Element position data
--------

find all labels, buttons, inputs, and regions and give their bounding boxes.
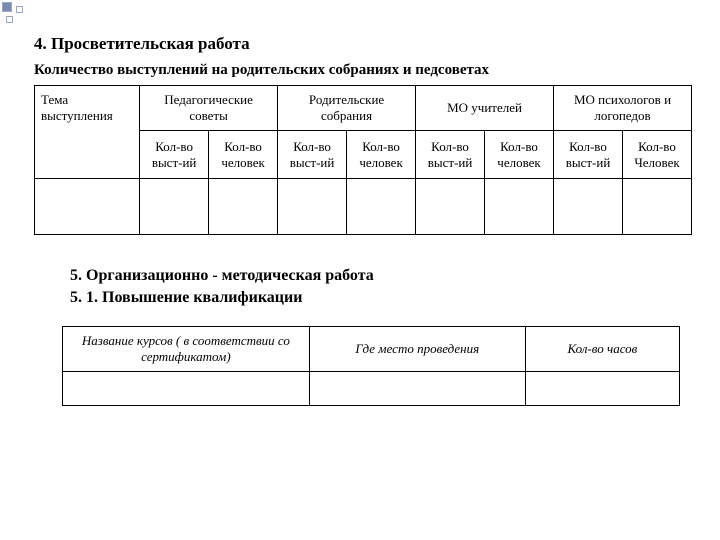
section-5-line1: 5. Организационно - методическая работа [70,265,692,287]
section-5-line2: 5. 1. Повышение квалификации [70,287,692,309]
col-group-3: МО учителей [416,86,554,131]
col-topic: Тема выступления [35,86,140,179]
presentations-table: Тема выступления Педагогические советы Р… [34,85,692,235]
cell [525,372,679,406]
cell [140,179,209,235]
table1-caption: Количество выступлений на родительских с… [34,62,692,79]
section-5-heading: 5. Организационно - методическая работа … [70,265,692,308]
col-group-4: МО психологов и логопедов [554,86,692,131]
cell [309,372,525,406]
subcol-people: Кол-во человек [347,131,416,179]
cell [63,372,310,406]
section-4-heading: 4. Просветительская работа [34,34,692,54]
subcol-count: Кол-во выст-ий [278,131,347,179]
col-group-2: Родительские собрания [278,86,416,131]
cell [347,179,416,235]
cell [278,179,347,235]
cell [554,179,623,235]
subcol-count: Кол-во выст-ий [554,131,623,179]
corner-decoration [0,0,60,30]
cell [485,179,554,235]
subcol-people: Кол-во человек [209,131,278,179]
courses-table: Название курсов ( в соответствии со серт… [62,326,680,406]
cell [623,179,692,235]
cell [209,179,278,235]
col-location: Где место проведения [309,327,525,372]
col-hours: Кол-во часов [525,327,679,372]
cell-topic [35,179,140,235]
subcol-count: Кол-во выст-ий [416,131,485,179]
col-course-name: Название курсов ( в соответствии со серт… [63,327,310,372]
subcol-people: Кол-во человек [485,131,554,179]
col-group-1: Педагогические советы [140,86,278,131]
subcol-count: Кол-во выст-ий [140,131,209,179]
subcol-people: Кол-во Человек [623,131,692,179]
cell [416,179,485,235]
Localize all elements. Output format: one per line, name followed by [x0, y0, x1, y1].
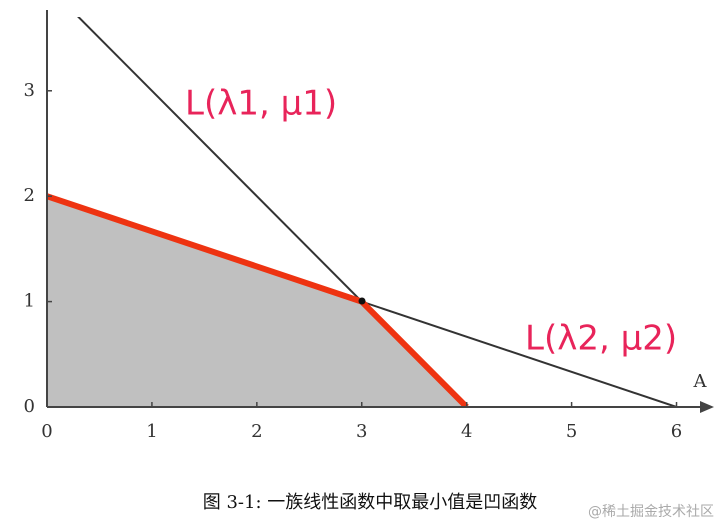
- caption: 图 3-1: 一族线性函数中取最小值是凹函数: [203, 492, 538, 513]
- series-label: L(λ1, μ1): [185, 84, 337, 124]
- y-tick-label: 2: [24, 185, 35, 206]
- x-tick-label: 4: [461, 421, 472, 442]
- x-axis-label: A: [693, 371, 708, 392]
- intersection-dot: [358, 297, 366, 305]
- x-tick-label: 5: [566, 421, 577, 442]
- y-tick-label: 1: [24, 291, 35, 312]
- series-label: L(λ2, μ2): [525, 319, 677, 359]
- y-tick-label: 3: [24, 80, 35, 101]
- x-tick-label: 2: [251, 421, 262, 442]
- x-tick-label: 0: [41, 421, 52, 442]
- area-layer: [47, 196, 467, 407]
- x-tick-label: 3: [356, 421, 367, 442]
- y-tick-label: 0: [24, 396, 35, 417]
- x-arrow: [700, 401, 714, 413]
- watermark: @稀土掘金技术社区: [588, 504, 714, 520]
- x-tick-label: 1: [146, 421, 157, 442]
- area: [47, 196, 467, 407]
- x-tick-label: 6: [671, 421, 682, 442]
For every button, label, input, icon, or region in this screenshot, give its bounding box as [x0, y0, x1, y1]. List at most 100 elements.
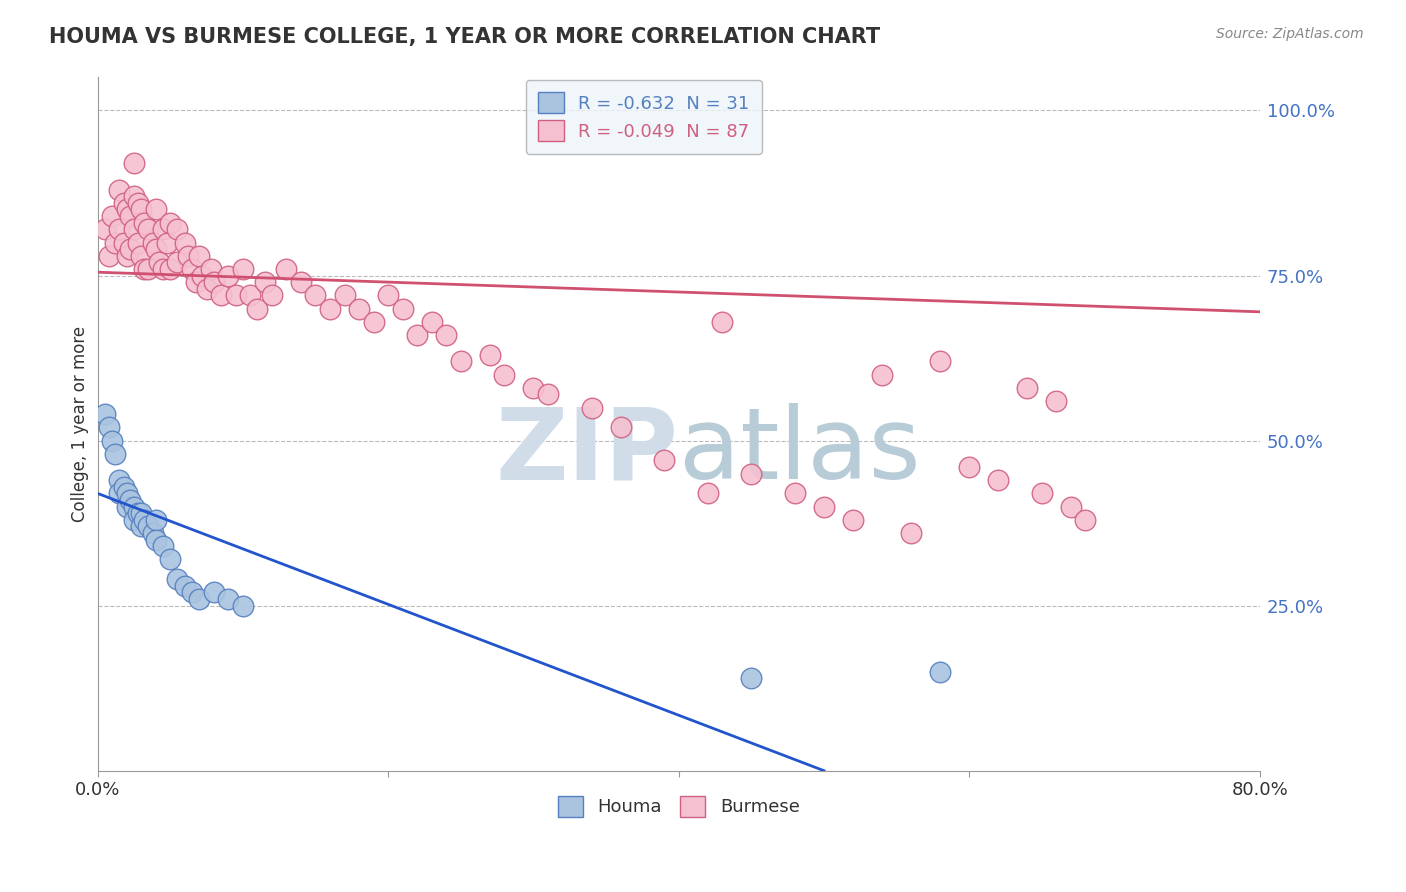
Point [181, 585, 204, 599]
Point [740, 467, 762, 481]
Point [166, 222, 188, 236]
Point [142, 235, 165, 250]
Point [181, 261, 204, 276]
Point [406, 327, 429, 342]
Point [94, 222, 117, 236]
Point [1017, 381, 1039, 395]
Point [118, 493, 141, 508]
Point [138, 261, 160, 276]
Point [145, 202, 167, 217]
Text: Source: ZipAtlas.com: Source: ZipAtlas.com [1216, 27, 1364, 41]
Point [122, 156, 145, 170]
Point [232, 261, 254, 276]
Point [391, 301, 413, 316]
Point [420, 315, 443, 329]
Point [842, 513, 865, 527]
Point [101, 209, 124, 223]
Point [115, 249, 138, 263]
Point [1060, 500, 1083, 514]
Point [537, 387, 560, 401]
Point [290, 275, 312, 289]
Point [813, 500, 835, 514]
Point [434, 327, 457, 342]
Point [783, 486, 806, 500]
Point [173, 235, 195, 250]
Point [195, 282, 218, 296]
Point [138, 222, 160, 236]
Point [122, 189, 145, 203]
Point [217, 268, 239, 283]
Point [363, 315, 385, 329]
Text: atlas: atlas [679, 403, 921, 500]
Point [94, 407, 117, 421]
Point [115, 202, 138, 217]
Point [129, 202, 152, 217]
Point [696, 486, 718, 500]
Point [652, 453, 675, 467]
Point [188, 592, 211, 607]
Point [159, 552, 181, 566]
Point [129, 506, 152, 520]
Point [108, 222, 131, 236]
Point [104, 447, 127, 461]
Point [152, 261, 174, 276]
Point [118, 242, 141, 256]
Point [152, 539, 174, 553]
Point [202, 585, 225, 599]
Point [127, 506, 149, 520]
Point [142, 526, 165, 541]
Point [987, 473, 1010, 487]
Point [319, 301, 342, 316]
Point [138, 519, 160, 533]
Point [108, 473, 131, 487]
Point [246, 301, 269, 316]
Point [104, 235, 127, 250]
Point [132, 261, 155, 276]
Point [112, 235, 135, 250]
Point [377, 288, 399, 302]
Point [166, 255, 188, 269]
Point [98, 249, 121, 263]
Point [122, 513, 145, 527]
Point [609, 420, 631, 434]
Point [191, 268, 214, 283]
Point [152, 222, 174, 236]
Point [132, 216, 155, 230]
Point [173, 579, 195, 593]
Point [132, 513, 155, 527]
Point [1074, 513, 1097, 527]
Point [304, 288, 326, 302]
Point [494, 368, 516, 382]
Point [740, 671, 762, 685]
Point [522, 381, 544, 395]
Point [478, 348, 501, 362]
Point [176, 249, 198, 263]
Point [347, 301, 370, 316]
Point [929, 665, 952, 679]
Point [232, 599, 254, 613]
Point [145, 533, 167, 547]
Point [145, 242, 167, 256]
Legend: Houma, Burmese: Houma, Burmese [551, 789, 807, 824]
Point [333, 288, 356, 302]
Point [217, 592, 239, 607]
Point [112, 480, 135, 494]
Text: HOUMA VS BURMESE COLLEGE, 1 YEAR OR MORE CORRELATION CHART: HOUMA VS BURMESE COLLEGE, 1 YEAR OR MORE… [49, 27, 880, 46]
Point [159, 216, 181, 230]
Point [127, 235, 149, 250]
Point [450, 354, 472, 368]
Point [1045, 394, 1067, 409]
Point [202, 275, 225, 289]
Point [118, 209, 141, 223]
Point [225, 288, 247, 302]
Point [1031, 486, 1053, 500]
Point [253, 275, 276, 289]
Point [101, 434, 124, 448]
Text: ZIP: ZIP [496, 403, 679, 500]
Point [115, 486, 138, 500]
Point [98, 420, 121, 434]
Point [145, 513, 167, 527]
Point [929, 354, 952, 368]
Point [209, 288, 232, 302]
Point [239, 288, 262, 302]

--------

_SHORT EXERCISE_
Rewrite all the rows above, replacing "bounding boxes" with "coordinates" and leaving everything else unchanged. Omit the pictures from your answer.

_EXERCISE RESULT_
find all labels, buttons, inputs, and regions and give their coordinates.
section-5-line1: 5. Организационно - методическая работа [70,265,692,287]
section-5-line2: 5. 1. Повышение квалификации [70,287,692,309]
col-group-3: МО учителей [416,86,554,131]
col-topic: Тема выступления [35,86,140,179]
presentations-table: Тема выступления Педагогические советы Р… [34,85,692,235]
cell [525,372,679,406]
cell [140,179,209,235]
table1-caption: Количество выступлений на родительских с… [34,62,692,79]
section-5-heading: 5. Организационно - методическая работа … [70,265,692,308]
col-group-4: МО психологов и логопедов [554,86,692,131]
cell [309,372,525,406]
subcol-people: Кол-во человек [347,131,416,179]
cell [63,372,310,406]
section-4-heading: 4. Просветительская работа [34,34,692,54]
subcol-count: Кол-во выст-ий [278,131,347,179]
col-group-2: Родительские собрания [278,86,416,131]
cell [347,179,416,235]
cell [278,179,347,235]
cell [554,179,623,235]
subcol-count: Кол-во выст-ий [554,131,623,179]
corner-decoration [0,0,60,30]
cell [485,179,554,235]
subcol-people: Кол-во человек [209,131,278,179]
courses-table: Название курсов ( в соответствии со серт… [62,326,680,406]
cell [623,179,692,235]
cell [209,179,278,235]
col-location: Где место проведения [309,327,525,372]
col-hours: Кол-во часов [525,327,679,372]
cell-topic [35,179,140,235]
subcol-count: Кол-во выст-ий [416,131,485,179]
col-course-name: Название курсов ( в соответствии со серт… [63,327,310,372]
subcol-people: Кол-во человек [485,131,554,179]
col-group-1: Педагогические советы [140,86,278,131]
subcol-count: Кол-во выст-ий [140,131,209,179]
subcol-people: Кол-во Человек [623,131,692,179]
cell [416,179,485,235]
Localize all elements. Output format: one per line, name followed by [x0, y0, x1, y1].
- caption: 图 3-1: 一族线性函数中取最小值是凹函数: [203, 492, 538, 513]
- series-label: L(λ1, μ1): [185, 84, 337, 124]
- y-tick-label: 2: [24, 185, 35, 206]
- x-tick-label: 4: [461, 421, 472, 442]
- x-axis-label: A: [693, 371, 708, 392]
- intersection-dot: [358, 297, 366, 305]
- x-tick-label: 5: [566, 421, 577, 442]
- y-tick-label: 1: [24, 291, 35, 312]
- series-label: L(λ2, μ2): [525, 319, 677, 359]
- y-tick-label: 3: [24, 80, 35, 101]
- x-tick-label: 2: [251, 421, 262, 442]
- x-tick-label: 0: [41, 421, 52, 442]
- area-layer: [47, 196, 467, 407]
- x-tick-label: 3: [356, 421, 367, 442]
- y-tick-label: 0: [24, 396, 35, 417]
- x-arrow: [700, 401, 714, 413]
- watermark: @稀土掘金技术社区: [588, 504, 714, 520]
- x-tick-label: 1: [146, 421, 157, 442]
- area: [47, 196, 467, 407]
- x-tick-label: 6: [671, 421, 682, 442]
For every button, label, input, icon, or region in this screenshot, give its bounding box as [x0, y0, x1, y1]. List at most 100 elements.
Point [181, 585, 204, 599]
Point [740, 467, 762, 481]
Point [166, 222, 188, 236]
Point [142, 235, 165, 250]
Point [181, 261, 204, 276]
Point [406, 327, 429, 342]
Point [94, 222, 117, 236]
Point [1017, 381, 1039, 395]
Point [118, 493, 141, 508]
Point [138, 261, 160, 276]
Point [145, 202, 167, 217]
Text: Source: ZipAtlas.com: Source: ZipAtlas.com [1216, 27, 1364, 41]
Point [122, 156, 145, 170]
Point [232, 261, 254, 276]
Point [391, 301, 413, 316]
Point [420, 315, 443, 329]
Point [842, 513, 865, 527]
Point [101, 209, 124, 223]
Point [115, 249, 138, 263]
Point [1060, 500, 1083, 514]
Point [537, 387, 560, 401]
Point [290, 275, 312, 289]
Point [813, 500, 835, 514]
Point [434, 327, 457, 342]
Point [783, 486, 806, 500]
Point [173, 235, 195, 250]
Point [195, 282, 218, 296]
Point [138, 222, 160, 236]
Point [122, 189, 145, 203]
Point [217, 268, 239, 283]
Point [363, 315, 385, 329]
Text: atlas: atlas [679, 403, 921, 500]
Point [94, 407, 117, 421]
Point [115, 202, 138, 217]
Point [129, 202, 152, 217]
Point [696, 486, 718, 500]
Point [652, 453, 675, 467]
Point [188, 592, 211, 607]
Point [159, 552, 181, 566]
Point [129, 506, 152, 520]
Point [108, 222, 131, 236]
Point [104, 447, 127, 461]
Point [152, 261, 174, 276]
Point [118, 242, 141, 256]
Point [152, 539, 174, 553]
Point [202, 585, 225, 599]
Point [127, 506, 149, 520]
Point [142, 526, 165, 541]
Point [987, 473, 1010, 487]
Point [319, 301, 342, 316]
Point [138, 519, 160, 533]
Point [108, 473, 131, 487]
Point [246, 301, 269, 316]
Point [104, 235, 127, 250]
Point [132, 261, 155, 276]
Point [112, 235, 135, 250]
Point [377, 288, 399, 302]
Point [166, 255, 188, 269]
Point [98, 249, 121, 263]
Point [122, 513, 145, 527]
Point [609, 420, 631, 434]
Point [191, 268, 214, 283]
Point [152, 222, 174, 236]
Point [132, 216, 155, 230]
Point [173, 579, 195, 593]
Point [132, 513, 155, 527]
Point [1074, 513, 1097, 527]
Point [304, 288, 326, 302]
Point [494, 368, 516, 382]
Point [740, 671, 762, 685]
Point [522, 381, 544, 395]
Point [478, 348, 501, 362]
Point [176, 249, 198, 263]
Point [347, 301, 370, 316]
Point [929, 665, 952, 679]
Point [232, 599, 254, 613]
Point [145, 533, 167, 547]
Point [145, 242, 167, 256]
Legend: Houma, Burmese: Houma, Burmese [551, 789, 807, 824]
Point [333, 288, 356, 302]
Point [217, 592, 239, 607]
Point [112, 480, 135, 494]
Text: HOUMA VS BURMESE COLLEGE, 1 YEAR OR MORE CORRELATION CHART: HOUMA VS BURMESE COLLEGE, 1 YEAR OR MORE… [49, 27, 880, 46]
Point [159, 216, 181, 230]
Point [127, 235, 149, 250]
Point [450, 354, 472, 368]
Point [1045, 394, 1067, 409]
Point [202, 275, 225, 289]
Point [118, 209, 141, 223]
Point [225, 288, 247, 302]
Point [1031, 486, 1053, 500]
Point [253, 275, 276, 289]
Point [101, 434, 124, 448]
Text: ZIP: ZIP [496, 403, 679, 500]
Point [115, 486, 138, 500]
Point [98, 420, 121, 434]
Point [145, 513, 167, 527]
Point [929, 354, 952, 368]
Point [209, 288, 232, 302]
Point [239, 288, 262, 302]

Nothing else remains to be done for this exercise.